§ STATED EXERCISE
Quote each of the records below word for word, leaving every line unchanged.

§ DATASET CONTENT
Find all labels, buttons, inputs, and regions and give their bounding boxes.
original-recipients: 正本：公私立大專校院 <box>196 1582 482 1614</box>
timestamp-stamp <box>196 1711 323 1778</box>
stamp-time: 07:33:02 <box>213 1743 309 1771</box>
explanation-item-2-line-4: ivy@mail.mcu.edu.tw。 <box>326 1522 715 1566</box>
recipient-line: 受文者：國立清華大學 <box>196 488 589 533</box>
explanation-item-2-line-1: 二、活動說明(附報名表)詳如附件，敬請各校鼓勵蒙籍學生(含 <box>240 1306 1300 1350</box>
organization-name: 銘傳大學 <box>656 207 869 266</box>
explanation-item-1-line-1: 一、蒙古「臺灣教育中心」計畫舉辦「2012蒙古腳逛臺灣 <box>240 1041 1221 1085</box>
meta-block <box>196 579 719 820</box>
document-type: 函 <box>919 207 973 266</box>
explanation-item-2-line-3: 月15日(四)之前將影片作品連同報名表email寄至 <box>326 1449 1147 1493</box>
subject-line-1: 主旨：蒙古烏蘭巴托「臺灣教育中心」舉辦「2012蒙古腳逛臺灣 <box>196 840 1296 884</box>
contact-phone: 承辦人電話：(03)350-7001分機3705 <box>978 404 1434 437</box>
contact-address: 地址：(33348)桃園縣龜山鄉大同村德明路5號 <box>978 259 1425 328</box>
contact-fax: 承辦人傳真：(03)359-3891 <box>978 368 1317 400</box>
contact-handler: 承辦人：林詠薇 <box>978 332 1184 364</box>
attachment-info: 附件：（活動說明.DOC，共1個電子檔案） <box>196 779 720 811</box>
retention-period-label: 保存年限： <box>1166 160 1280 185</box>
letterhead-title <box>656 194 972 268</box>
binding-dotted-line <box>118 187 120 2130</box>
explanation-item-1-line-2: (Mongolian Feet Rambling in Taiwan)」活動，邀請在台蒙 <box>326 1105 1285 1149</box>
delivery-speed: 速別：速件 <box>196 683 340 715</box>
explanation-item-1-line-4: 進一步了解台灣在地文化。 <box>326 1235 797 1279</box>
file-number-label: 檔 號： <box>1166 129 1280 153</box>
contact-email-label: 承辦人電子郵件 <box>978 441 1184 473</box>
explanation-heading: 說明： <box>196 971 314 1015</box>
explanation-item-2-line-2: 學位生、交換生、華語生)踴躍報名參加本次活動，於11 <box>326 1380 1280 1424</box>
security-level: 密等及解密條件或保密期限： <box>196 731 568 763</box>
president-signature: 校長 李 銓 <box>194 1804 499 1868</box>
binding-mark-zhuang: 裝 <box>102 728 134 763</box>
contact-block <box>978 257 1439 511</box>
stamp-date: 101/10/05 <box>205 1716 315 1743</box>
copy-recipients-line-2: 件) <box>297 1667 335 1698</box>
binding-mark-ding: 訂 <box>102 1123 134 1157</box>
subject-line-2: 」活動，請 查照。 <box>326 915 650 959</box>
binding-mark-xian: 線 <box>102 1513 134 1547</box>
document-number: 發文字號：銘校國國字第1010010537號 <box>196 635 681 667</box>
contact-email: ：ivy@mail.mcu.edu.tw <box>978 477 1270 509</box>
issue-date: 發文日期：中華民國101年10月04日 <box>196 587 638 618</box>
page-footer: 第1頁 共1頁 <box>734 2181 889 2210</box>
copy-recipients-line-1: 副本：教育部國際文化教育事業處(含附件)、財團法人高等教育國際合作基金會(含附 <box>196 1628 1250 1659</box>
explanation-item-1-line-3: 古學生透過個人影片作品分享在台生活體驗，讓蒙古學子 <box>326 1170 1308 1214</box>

§ EXERCISE RESULT
Find all labels, buttons, inputs, and regions and give their bounding boxes.
original-recipients: 正本：公私立大專校院 <box>196 1582 482 1614</box>
timestamp-stamp <box>196 1711 323 1778</box>
stamp-time: 07:33:02 <box>213 1743 309 1771</box>
explanation-item-2-line-4: ivy@mail.mcu.edu.tw。 <box>326 1522 715 1566</box>
recipient-line: 受文者：國立清華大學 <box>196 488 589 533</box>
explanation-item-2-line-1: 二、活動說明(附報名表)詳如附件，敬請各校鼓勵蒙籍學生(含 <box>240 1306 1300 1350</box>
organization-name: 銘傳大學 <box>656 207 869 266</box>
explanation-item-1-line-1: 一、蒙古「臺灣教育中心」計畫舉辦「2012蒙古腳逛臺灣 <box>240 1041 1221 1085</box>
meta-block <box>196 579 719 820</box>
document-type: 函 <box>919 207 973 266</box>
explanation-item-2-line-3: 月15日(四)之前將影片作品連同報名表email寄至 <box>326 1449 1147 1493</box>
subject-line-1: 主旨：蒙古烏蘭巴托「臺灣教育中心」舉辦「2012蒙古腳逛臺灣 <box>196 840 1296 884</box>
contact-phone: 承辦人電話：(03)350-7001分機3705 <box>978 404 1434 437</box>
contact-address: 地址：(33348)桃園縣龜山鄉大同村德明路5號 <box>978 259 1425 328</box>
contact-fax: 承辦人傳真：(03)359-3891 <box>978 368 1317 400</box>
contact-handler: 承辦人：林詠薇 <box>978 332 1184 364</box>
attachment-info: 附件：（活動說明.DOC，共1個電子檔案） <box>196 779 720 811</box>
retention-period-label: 保存年限： <box>1166 160 1280 185</box>
letterhead-title <box>656 194 972 268</box>
binding-dotted-line <box>118 187 120 2130</box>
explanation-item-1-line-2: (Mongolian Feet Rambling in Taiwan)」活動，邀請在台蒙 <box>326 1105 1285 1149</box>
delivery-speed: 速別：速件 <box>196 683 340 715</box>
explanation-item-1-line-4: 進一步了解台灣在地文化。 <box>326 1235 797 1279</box>
file-number-label: 檔 號： <box>1166 129 1280 153</box>
contact-email-label: 承辦人電子郵件 <box>978 441 1184 473</box>
explanation-heading: 說明： <box>196 971 314 1015</box>
explanation-item-2-line-2: 學位生、交換生、華語生)踴躍報名參加本次活動，於11 <box>326 1380 1280 1424</box>
security-level: 密等及解密條件或保密期限： <box>196 731 568 763</box>
president-signature: 校長 李 銓 <box>194 1804 499 1868</box>
binding-mark-zhuang: 裝 <box>102 728 134 763</box>
contact-block <box>978 257 1439 511</box>
stamp-date: 101/10/05 <box>205 1716 315 1743</box>
copy-recipients-line-2: 件) <box>297 1667 335 1698</box>
binding-mark-ding: 訂 <box>102 1123 134 1157</box>
subject-line-2: 」活動，請 查照。 <box>326 915 650 959</box>
binding-mark-xian: 線 <box>102 1513 134 1547</box>
document-number: 發文字號：銘校國國字第1010010537號 <box>196 635 681 667</box>
contact-email: ：ivy@mail.mcu.edu.tw <box>978 477 1270 509</box>
issue-date: 發文日期：中華民國101年10月04日 <box>196 587 638 618</box>
page-footer: 第1頁 共1頁 <box>734 2181 889 2210</box>
copy-recipients-line-1: 副本：教育部國際文化教育事業處(含附件)、財團法人高等教育國際合作基金會(含附 <box>196 1628 1250 1659</box>
explanation-item-1-line-3: 古學生透過個人影片作品分享在台生活體驗，讓蒙古學子 <box>326 1170 1308 1214</box>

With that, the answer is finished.